→ **TO DO**
Can the data below be set down again exactly, line for line?

* Start ENTRIES PROVIDED *

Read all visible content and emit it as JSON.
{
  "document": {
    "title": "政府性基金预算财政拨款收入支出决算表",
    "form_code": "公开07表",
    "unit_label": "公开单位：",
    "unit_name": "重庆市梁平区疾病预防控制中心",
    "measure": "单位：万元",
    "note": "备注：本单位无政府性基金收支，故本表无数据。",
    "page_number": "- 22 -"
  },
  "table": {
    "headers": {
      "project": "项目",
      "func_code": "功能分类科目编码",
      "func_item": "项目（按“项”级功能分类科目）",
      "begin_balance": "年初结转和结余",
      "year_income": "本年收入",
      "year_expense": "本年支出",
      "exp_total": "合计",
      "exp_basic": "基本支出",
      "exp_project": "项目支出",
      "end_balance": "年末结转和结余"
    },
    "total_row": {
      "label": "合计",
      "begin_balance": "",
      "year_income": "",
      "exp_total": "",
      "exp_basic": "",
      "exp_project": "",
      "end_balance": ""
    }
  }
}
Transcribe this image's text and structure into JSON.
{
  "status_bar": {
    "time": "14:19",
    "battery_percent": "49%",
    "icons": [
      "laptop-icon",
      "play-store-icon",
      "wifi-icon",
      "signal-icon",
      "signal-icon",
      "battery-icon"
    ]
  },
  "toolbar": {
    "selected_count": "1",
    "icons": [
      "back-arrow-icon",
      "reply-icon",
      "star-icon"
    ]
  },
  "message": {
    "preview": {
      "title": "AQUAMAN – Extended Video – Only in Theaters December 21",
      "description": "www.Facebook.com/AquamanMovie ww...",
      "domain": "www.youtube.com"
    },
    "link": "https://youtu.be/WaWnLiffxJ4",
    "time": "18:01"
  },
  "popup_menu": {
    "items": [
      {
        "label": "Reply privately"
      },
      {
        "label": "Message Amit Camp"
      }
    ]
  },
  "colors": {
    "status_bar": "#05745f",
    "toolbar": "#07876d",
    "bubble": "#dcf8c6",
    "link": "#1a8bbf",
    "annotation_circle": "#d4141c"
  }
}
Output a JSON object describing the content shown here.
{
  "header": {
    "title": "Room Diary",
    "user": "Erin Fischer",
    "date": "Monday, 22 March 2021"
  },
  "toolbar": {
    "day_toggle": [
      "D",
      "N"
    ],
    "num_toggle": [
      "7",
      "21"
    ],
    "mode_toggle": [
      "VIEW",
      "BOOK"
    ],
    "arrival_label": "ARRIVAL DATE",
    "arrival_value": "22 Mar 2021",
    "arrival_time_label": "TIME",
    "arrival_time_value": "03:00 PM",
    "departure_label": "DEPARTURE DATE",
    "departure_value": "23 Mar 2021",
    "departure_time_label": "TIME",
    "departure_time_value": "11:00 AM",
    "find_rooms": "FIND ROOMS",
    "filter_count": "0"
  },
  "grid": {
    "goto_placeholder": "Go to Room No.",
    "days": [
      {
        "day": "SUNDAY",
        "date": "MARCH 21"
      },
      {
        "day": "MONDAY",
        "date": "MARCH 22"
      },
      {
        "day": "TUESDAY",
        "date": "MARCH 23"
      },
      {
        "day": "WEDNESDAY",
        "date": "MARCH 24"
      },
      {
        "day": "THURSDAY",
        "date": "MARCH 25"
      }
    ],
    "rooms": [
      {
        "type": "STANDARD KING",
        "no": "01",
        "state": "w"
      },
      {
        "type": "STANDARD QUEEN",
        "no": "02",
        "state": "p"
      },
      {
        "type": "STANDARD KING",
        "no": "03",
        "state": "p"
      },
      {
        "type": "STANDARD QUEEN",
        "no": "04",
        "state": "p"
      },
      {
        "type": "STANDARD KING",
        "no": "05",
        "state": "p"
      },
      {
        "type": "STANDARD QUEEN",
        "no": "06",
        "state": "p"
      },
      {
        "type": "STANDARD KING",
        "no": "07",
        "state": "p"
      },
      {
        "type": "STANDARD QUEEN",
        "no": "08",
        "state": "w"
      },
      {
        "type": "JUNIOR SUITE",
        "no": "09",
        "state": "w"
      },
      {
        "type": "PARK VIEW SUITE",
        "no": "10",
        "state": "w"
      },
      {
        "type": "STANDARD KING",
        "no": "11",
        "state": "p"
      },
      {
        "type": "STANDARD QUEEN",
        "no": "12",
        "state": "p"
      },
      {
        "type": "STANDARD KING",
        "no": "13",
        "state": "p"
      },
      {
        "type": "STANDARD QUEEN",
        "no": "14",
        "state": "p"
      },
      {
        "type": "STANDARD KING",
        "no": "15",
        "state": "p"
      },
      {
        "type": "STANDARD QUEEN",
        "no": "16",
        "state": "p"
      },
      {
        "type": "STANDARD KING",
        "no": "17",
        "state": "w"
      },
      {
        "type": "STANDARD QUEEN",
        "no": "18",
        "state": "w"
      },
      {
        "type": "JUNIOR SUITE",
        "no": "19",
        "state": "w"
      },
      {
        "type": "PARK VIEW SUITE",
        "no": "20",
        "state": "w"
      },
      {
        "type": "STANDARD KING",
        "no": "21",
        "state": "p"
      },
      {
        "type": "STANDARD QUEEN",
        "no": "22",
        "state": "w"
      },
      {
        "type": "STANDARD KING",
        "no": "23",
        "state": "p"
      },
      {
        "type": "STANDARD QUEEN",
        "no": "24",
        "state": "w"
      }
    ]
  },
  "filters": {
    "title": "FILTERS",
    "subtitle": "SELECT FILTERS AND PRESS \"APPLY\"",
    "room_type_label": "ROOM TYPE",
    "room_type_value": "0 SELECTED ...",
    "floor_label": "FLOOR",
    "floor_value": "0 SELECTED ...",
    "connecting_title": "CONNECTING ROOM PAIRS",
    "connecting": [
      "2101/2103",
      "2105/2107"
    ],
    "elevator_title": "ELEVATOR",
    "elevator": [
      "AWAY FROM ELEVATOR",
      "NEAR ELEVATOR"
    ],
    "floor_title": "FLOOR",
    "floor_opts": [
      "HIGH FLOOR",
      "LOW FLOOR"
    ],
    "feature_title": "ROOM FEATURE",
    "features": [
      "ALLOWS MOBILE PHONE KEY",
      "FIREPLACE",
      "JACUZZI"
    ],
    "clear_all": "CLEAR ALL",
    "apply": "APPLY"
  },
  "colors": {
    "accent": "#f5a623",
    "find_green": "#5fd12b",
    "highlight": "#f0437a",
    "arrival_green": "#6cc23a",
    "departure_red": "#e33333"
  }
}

* End ENTRIES PROVIDED *

→ **TASK RESULT**
Read all visible content and emit it as JSON.
{
  "document": {
    "title": "政府性基金预算财政拨款收入支出决算表",
    "form_code": "公开07表",
    "unit_label": "公开单位：",
    "unit_name": "重庆市梁平区疾病预防控制中心",
    "measure": "单位：万元",
    "note": "备注：本单位无政府性基金收支，故本表无数据。",
    "page_number": "- 22 -"
  },
  "table": {
    "headers": {
      "project": "项目",
      "func_code": "功能分类科目编码",
      "func_item": "项目（按“项”级功能分类科目）",
      "begin_balance": "年初结转和结余",
      "year_income": "本年收入",
      "year_expense": "本年支出",
      "exp_total": "合计",
      "exp_basic": "基本支出",
      "exp_project": "项目支出",
      "end_balance": "年末结转和结余"
    },
    "total_row": {
      "label": "合计",
      "begin_balance": "",
      "year_income": "",
      "exp_total": "",
      "exp_basic": "",
      "exp_project": "",
      "end_balance": ""
    }
  }
}
Transcribe this image's text and structure into JSON.
{
  "status_bar": {
    "time": "14:19",
    "battery_percent": "49%",
    "icons": [
      "laptop-icon",
      "play-store-icon",
      "wifi-icon",
      "signal-icon",
      "signal-icon",
      "battery-icon"
    ]
  },
  "toolbar": {
    "selected_count": "1",
    "icons": [
      "back-arrow-icon",
      "reply-icon",
      "star-icon"
    ]
  },
  "message": {
    "preview": {
      "title": "AQUAMAN – Extended Video – Only in Theaters December 21",
      "description": "www.Facebook.com/AquamanMovie ww...",
      "domain": "www.youtube.com"
    },
    "link": "https://youtu.be/WaWnLiffxJ4",
    "time": "18:01"
  },
  "popup_menu": {
    "items": [
      {
        "label": "Reply privately"
      },
      {
        "label": "Message Amit Camp"
      }
    ]
  },
  "colors": {
    "status_bar": "#05745f",
    "toolbar": "#07876d",
    "bubble": "#dcf8c6",
    "link": "#1a8bbf",
    "annotation_circle": "#d4141c"
  }
}
Output a JSON object describing the content shown here.
{
  "header": {
    "title": "Room Diary",
    "user": "Erin Fischer",
    "date": "Monday, 22 March 2021"
  },
  "toolbar": {
    "day_toggle": [
      "D",
      "N"
    ],
    "num_toggle": [
      "7",
      "21"
    ],
    "mode_toggle": [
      "VIEW",
      "BOOK"
    ],
    "arrival_label": "ARRIVAL DATE",
    "arrival_value": "22 Mar 2021",
    "arrival_time_label": "TIME",
    "arrival_time_value": "03:00 PM",
    "departure_label": "DEPARTURE DATE",
    "departure_value": "23 Mar 2021",
    "departure_time_label": "TIME",
    "departure_time_value": "11:00 AM",
    "find_rooms": "FIND ROOMS",
    "filter_count": "0"
  },
  "grid": {
    "goto_placeholder": "Go to Room No.",
    "days": [
      {
        "day": "SUNDAY",
        "date": "MARCH 21"
      },
      {
        "day": "MONDAY",
        "date": "MARCH 22"
      },
      {
        "day": "TUESDAY",
        "date": "MARCH 23"
      },
      {
        "day": "WEDNESDAY",
        "date": "MARCH 24"
      },
      {
        "day": "THURSDAY",
        "date": "MARCH 25"
      }
    ],
    "rooms": [
      {
        "type": "STANDARD KING",
        "no": "01",
        "state": "w"
      },
      {
        "type": "STANDARD QUEEN",
        "no": "02",
        "state": "p"
      },
      {
        "type": "STANDARD KING",
        "no": "03",
        "state": "p"
      },
      {
        "type": "STANDARD QUEEN",
        "no": "04",
        "state": "p"
      },
      {
        "type": "STANDARD KING",
        "no": "05",
        "state": "p"
      },
      {
        "type": "STANDARD QUEEN",
        "no": "06",
        "state": "p"
      },
      {
        "type": "STANDARD KING",
        "no": "07",
        "state": "p"
      },
      {
        "type": "STANDARD QUEEN",
        "no": "08",
        "state": "w"
      },
      {
        "type": "JUNIOR SUITE",
        "no": "09",
        "state": "w"
      },
      {
        "type": "PARK VIEW SUITE",
        "no": "10",
        "state": "w"
      },
      {
        "type": "STANDARD KING",
        "no": "11",
        "state": "p"
      },
      {
        "type": "STANDARD QUEEN",
        "no": "12",
        "state": "p"
      },
      {
        "type": "STANDARD KING",
        "no": "13",
        "state": "p"
      },
      {
        "type": "STANDARD QUEEN",
        "no": "14",
        "state": "p"
      },
      {
        "type": "STANDARD KING",
        "no": "15",
        "state": "p"
      },
      {
        "type": "STANDARD QUEEN",
        "no": "16",
        "state": "p"
      },
      {
        "type": "STANDARD KING",
        "no": "17",
        "state": "w"
      },
      {
        "type": "STANDARD QUEEN",
        "no": "18",
        "state": "w"
      },
      {
        "type": "JUNIOR SUITE",
        "no": "19",
        "state": "w"
      },
      {
        "type": "PARK VIEW SUITE",
        "no": "20",
        "state": "w"
      },
      {
        "type": "STANDARD KING",
        "no": "21",
        "state": "p"
      },
      {
        "type": "STANDARD QUEEN",
        "no": "22",
        "state": "w"
      },
      {
        "type": "STANDARD KING",
        "no": "23",
        "state": "p"
      },
      {
        "type": "STANDARD QUEEN",
        "no": "24",
        "state": "w"
      }
    ]
  },
  "filters": {
    "title": "FILTERS",
    "subtitle": "SELECT FILTERS AND PRESS \"APPLY\"",
    "room_type_label": "ROOM TYPE",
    "room_type_value": "0 SELECTED ...",
    "floor_label": "FLOOR",
    "floor_value": "0 SELECTED ...",
    "connecting_title": "CONNECTING ROOM PAIRS",
    "connecting": [
      "2101/2103",
      "2105/2107"
    ],
    "elevator_title": "ELEVATOR",
    "elevator": [
      "AWAY FROM ELEVATOR",
      "NEAR ELEVATOR"
    ],
    "floor_title": "FLOOR",
    "floor_opts": [
      "HIGH FLOOR",
      "LOW FLOOR"
    ],
    "feature_title": "ROOM FEATURE",
    "features": [
      "ALLOWS MOBILE PHONE KEY",
      "FIREPLACE",
      "JACUZZI"
    ],
    "clear_all": "CLEAR ALL",
    "apply": "APPLY"
  },
  "colors": {
    "accent": "#f5a623",
    "find_green": "#5fd12b",
    "highlight": "#f0437a",
    "arrival_green": "#6cc23a",
    "departure_red": "#e33333"
  }
}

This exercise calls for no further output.